*SHORT TASK*. Please copy every record below without changing a single character, keeping each line in its original order.

######

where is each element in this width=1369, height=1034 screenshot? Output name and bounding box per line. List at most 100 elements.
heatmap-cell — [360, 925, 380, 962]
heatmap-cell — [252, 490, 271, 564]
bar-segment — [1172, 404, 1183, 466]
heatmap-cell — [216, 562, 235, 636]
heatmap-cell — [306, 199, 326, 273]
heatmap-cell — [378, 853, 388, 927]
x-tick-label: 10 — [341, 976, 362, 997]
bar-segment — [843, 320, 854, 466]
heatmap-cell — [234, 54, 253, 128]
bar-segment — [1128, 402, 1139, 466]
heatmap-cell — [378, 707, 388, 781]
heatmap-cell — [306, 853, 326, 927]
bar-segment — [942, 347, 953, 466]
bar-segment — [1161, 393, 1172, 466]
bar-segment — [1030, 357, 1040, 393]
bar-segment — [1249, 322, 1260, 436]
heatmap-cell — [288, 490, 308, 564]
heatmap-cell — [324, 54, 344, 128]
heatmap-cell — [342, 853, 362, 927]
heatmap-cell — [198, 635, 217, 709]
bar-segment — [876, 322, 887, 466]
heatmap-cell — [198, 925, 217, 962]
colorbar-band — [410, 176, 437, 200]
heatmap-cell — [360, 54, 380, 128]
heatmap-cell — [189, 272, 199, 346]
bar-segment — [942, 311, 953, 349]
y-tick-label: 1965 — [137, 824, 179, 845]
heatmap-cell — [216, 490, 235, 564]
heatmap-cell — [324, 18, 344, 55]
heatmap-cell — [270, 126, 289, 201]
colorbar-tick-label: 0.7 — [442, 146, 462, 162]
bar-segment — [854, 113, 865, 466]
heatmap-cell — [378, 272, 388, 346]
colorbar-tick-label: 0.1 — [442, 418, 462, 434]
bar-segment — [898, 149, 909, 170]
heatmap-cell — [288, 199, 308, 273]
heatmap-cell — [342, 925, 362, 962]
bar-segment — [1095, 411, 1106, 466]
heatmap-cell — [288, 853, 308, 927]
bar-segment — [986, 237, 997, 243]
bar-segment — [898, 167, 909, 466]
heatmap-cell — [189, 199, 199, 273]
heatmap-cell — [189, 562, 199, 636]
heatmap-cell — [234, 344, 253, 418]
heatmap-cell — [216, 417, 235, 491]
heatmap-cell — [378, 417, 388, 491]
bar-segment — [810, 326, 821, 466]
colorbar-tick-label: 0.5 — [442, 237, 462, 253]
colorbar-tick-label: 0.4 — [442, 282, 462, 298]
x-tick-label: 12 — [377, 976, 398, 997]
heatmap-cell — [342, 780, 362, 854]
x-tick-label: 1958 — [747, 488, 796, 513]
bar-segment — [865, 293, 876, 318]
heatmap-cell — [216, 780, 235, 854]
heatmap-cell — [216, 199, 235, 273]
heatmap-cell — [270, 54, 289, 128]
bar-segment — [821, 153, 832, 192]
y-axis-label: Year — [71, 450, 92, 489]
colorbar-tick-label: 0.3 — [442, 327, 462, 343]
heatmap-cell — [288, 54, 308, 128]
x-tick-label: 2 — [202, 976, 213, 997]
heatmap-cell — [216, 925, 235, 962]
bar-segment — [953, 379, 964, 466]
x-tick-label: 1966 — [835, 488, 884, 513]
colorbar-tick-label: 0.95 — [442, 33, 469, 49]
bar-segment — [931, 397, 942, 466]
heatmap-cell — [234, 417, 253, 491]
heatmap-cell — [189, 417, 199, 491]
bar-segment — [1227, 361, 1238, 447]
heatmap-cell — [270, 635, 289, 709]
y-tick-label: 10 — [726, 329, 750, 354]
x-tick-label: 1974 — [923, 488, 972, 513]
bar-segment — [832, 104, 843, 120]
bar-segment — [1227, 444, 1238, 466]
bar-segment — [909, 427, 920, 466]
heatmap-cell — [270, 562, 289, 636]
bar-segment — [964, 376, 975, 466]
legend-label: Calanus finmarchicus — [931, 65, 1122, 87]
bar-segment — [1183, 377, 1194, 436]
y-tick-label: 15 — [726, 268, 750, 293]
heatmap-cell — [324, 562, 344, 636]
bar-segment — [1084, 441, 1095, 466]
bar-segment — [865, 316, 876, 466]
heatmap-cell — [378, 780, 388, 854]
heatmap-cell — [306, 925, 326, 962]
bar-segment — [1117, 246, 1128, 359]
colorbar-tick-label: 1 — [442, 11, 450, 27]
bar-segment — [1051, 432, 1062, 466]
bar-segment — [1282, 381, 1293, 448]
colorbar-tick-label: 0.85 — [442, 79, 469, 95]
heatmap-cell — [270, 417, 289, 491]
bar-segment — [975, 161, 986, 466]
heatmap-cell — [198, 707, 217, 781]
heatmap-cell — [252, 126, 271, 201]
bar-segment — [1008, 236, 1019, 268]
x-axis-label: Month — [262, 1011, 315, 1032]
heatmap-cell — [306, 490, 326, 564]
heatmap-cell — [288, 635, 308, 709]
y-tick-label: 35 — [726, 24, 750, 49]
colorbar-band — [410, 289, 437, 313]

######

*EXERCISE RESULT*.
where is each element in this width=1369, height=1034 screenshot? Output name and bounding box per line. List at most 100 elements.
heatmap-cell — [360, 925, 380, 962]
heatmap-cell — [252, 490, 271, 564]
bar-segment — [1172, 404, 1183, 466]
heatmap-cell — [216, 562, 235, 636]
heatmap-cell — [306, 199, 326, 273]
heatmap-cell — [378, 853, 388, 927]
x-tick-label: 10 — [341, 976, 362, 997]
bar-segment — [843, 320, 854, 466]
heatmap-cell — [234, 54, 253, 128]
bar-segment — [1128, 402, 1139, 466]
heatmap-cell — [378, 707, 388, 781]
heatmap-cell — [306, 853, 326, 927]
bar-segment — [942, 347, 953, 466]
bar-segment — [1161, 393, 1172, 466]
bar-segment — [1030, 357, 1040, 393]
bar-segment — [1249, 322, 1260, 436]
heatmap-cell — [288, 490, 308, 564]
heatmap-cell — [324, 54, 344, 128]
heatmap-cell — [342, 853, 362, 927]
heatmap-cell — [198, 635, 217, 709]
bar-segment — [876, 322, 887, 466]
heatmap-cell — [198, 925, 217, 962]
colorbar-band — [410, 176, 437, 200]
heatmap-cell — [360, 54, 380, 128]
heatmap-cell — [189, 272, 199, 346]
bar-segment — [942, 311, 953, 349]
y-tick-label: 1965 — [137, 824, 179, 845]
heatmap-cell — [216, 490, 235, 564]
heatmap-cell — [324, 18, 344, 55]
heatmap-cell — [270, 126, 289, 201]
colorbar-tick-label: 0.7 — [442, 146, 462, 162]
bar-segment — [854, 113, 865, 466]
heatmap-cell — [378, 272, 388, 346]
colorbar-tick-label: 0.1 — [442, 418, 462, 434]
bar-segment — [898, 149, 909, 170]
heatmap-cell — [288, 199, 308, 273]
heatmap-cell — [342, 925, 362, 962]
bar-segment — [1095, 411, 1106, 466]
heatmap-cell — [288, 853, 308, 927]
bar-segment — [986, 237, 997, 243]
bar-segment — [898, 167, 909, 466]
heatmap-cell — [189, 199, 199, 273]
heatmap-cell — [189, 562, 199, 636]
heatmap-cell — [234, 344, 253, 418]
heatmap-cell — [216, 417, 235, 491]
heatmap-cell — [378, 417, 388, 491]
bar-segment — [810, 326, 821, 466]
colorbar-tick-label: 0.5 — [442, 237, 462, 253]
colorbar-tick-label: 0.4 — [442, 282, 462, 298]
x-tick-label: 12 — [377, 976, 398, 997]
heatmap-cell — [342, 780, 362, 854]
x-tick-label: 1958 — [747, 488, 796, 513]
bar-segment — [865, 293, 876, 318]
heatmap-cell — [216, 780, 235, 854]
heatmap-cell — [216, 199, 235, 273]
heatmap-cell — [270, 54, 289, 128]
bar-segment — [821, 153, 832, 192]
y-axis-label: Year — [71, 450, 92, 489]
colorbar-tick-label: 0.3 — [442, 327, 462, 343]
heatmap-cell — [288, 54, 308, 128]
x-tick-label: 2 — [202, 976, 213, 997]
heatmap-cell — [216, 925, 235, 962]
bar-segment — [953, 379, 964, 466]
x-tick-label: 1966 — [835, 488, 884, 513]
colorbar-tick-label: 0.95 — [442, 33, 469, 49]
bar-segment — [931, 397, 942, 466]
heatmap-cell — [234, 417, 253, 491]
heatmap-cell — [189, 417, 199, 491]
bar-segment — [1227, 361, 1238, 447]
heatmap-cell — [270, 635, 289, 709]
y-tick-label: 10 — [726, 329, 750, 354]
x-tick-label: 1974 — [923, 488, 972, 513]
bar-segment — [832, 104, 843, 120]
bar-segment — [1227, 444, 1238, 466]
bar-segment — [909, 427, 920, 466]
heatmap-cell — [270, 562, 289, 636]
bar-segment — [964, 376, 975, 466]
legend-label: Calanus finmarchicus — [931, 65, 1122, 87]
bar-segment — [1183, 377, 1194, 436]
y-tick-label: 15 — [726, 268, 750, 293]
heatmap-cell — [324, 562, 344, 636]
bar-segment — [1084, 441, 1095, 466]
bar-segment — [865, 316, 876, 466]
heatmap-cell — [378, 780, 388, 854]
heatmap-cell — [306, 925, 326, 962]
bar-segment — [1117, 246, 1128, 359]
colorbar-tick-label: 1 — [442, 11, 450, 27]
bar-segment — [1051, 432, 1062, 466]
bar-segment — [1282, 381, 1293, 448]
colorbar-tick-label: 0.85 — [442, 79, 469, 95]
heatmap-cell — [270, 417, 289, 491]
bar-segment — [975, 161, 986, 466]
heatmap-cell — [198, 707, 217, 781]
heatmap-cell — [252, 126, 271, 201]
bar-segment — [1008, 236, 1019, 268]
x-axis-label: Month — [262, 1011, 315, 1032]
heatmap-cell — [306, 490, 326, 564]
heatmap-cell — [288, 635, 308, 709]
y-tick-label: 35 — [726, 24, 750, 49]
colorbar-band — [410, 289, 437, 313]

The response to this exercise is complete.